>> start Available data

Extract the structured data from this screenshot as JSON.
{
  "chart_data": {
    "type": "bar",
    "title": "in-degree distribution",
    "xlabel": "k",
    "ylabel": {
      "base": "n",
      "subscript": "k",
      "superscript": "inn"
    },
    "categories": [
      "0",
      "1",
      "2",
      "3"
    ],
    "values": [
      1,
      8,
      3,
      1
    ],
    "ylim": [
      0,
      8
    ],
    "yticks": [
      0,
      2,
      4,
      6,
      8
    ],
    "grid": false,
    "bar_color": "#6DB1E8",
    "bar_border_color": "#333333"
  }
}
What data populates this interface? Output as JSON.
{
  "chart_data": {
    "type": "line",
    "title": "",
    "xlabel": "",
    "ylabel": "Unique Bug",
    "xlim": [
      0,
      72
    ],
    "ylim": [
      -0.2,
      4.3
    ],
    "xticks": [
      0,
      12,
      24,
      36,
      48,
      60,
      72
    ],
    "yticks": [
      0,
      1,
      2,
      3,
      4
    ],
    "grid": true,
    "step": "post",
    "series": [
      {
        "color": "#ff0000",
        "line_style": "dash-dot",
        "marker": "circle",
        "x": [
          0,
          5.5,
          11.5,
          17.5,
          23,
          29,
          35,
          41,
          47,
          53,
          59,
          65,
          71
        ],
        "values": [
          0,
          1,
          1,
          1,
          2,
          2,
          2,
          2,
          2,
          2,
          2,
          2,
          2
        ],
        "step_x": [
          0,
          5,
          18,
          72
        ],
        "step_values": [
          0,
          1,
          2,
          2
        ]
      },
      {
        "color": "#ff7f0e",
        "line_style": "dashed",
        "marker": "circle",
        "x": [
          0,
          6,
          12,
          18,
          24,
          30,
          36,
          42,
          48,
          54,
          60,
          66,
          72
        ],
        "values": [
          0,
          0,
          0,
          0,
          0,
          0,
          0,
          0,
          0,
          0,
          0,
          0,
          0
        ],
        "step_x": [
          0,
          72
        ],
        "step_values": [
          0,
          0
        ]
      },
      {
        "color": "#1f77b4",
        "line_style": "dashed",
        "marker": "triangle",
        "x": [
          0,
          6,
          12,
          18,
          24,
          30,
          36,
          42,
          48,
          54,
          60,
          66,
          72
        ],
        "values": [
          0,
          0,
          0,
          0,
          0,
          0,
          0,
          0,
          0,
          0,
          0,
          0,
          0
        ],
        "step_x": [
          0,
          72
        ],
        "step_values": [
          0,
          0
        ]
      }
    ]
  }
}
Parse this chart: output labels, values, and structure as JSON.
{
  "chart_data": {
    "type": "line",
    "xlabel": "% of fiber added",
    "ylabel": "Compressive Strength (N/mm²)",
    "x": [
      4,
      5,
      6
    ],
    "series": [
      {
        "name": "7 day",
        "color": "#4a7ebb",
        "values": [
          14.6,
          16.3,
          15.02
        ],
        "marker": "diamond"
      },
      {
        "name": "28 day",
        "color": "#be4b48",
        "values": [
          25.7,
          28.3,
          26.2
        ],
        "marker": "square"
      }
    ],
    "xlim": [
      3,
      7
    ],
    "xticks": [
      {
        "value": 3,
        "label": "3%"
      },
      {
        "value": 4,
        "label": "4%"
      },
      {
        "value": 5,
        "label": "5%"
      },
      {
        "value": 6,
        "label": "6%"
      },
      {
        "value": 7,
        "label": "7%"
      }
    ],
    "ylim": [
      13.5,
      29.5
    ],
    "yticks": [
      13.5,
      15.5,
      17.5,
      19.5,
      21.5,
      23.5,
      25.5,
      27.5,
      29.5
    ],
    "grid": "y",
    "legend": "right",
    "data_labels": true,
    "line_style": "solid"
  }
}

>> end Available data

- **Short exercise**
Retype all of the entries precisely as they are.

- **Solution for this problem**
Extract the structured data from this screenshot as JSON.
{
  "chart_data": {
    "type": "bar",
    "title": "in-degree distribution",
    "xlabel": "k",
    "ylabel": {
      "base": "n",
      "subscript": "k",
      "superscript": "inn"
    },
    "categories": [
      "0",
      "1",
      "2",
      "3"
    ],
    "values": [
      1,
      8,
      3,
      1
    ],
    "ylim": [
      0,
      8
    ],
    "yticks": [
      0,
      2,
      4,
      6,
      8
    ],
    "grid": false,
    "bar_color": "#6DB1E8",
    "bar_border_color": "#333333"
  }
}
What data populates this interface? Output as JSON.
{
  "chart_data": {
    "type": "line",
    "title": "",
    "xlabel": "",
    "ylabel": "Unique Bug",
    "xlim": [
      0,
      72
    ],
    "ylim": [
      -0.2,
      4.3
    ],
    "xticks": [
      0,
      12,
      24,
      36,
      48,
      60,
      72
    ],
    "yticks": [
      0,
      1,
      2,
      3,
      4
    ],
    "grid": true,
    "step": "post",
    "series": [
      {
        "color": "#ff0000",
        "line_style": "dash-dot",
        "marker": "circle",
        "x": [
          0,
          5.5,
          11.5,
          17.5,
          23,
          29,
          35,
          41,
          47,
          53,
          59,
          65,
          71
        ],
        "values": [
          0,
          1,
          1,
          1,
          2,
          2,
          2,
          2,
          2,
          2,
          2,
          2,
          2
        ],
        "step_x": [
          0,
          5,
          18,
          72
        ],
        "step_values": [
          0,
          1,
          2,
          2
        ]
      },
      {
        "color": "#ff7f0e",
        "line_style": "dashed",
        "marker": "circle",
        "x": [
          0,
          6,
          12,
          18,
          24,
          30,
          36,
          42,
          48,
          54,
          60,
          66,
          72
        ],
        "values": [
          0,
          0,
          0,
          0,
          0,
          0,
          0,
          0,
          0,
          0,
          0,
          0,
          0
        ],
        "step_x": [
          0,
          72
        ],
        "step_values": [
          0,
          0
        ]
      },
      {
        "color": "#1f77b4",
        "line_style": "dashed",
        "marker": "triangle",
        "x": [
          0,
          6,
          12,
          18,
          24,
          30,
          36,
          42,
          48,
          54,
          60,
          66,
          72
        ],
        "values": [
          0,
          0,
          0,
          0,
          0,
          0,
          0,
          0,
          0,
          0,
          0,
          0,
          0
        ],
        "step_x": [
          0,
          72
        ],
        "step_values": [
          0,
          0
        ]
      }
    ]
  }
}
Parse this chart: output labels, values, and structure as JSON.
{
  "chart_data": {
    "type": "line",
    "xlabel": "% of fiber added",
    "ylabel": "Compressive Strength (N/mm²)",
    "x": [
      4,
      5,
      6
    ],
    "series": [
      {
        "name": "7 day",
        "color": "#4a7ebb",
        "values": [
          14.6,
          16.3,
          15.02
        ],
        "marker": "diamond"
      },
      {
        "name": "28 day",
        "color": "#be4b48",
        "values": [
          25.7,
          28.3,
          26.2
        ],
        "marker": "square"
      }
    ],
    "xlim": [
      3,
      7
    ],
    "xticks": [
      {
        "value": 3,
        "label": "3%"
      },
      {
        "value": 4,
        "label": "4%"
      },
      {
        "value": 5,
        "label": "5%"
      },
      {
        "value": 6,
        "label": "6%"
      },
      {
        "value": 7,
        "label": "7%"
      }
    ],
    "ylim": [
      13.5,
      29.5
    ],
    "yticks": [
      13.5,
      15.5,
      17.5,
      19.5,
      21.5,
      23.5,
      25.5,
      27.5,
      29.5
    ],
    "grid": "y",
    "legend": "right",
    "data_labels": true,
    "line_style": "solid"
  }
}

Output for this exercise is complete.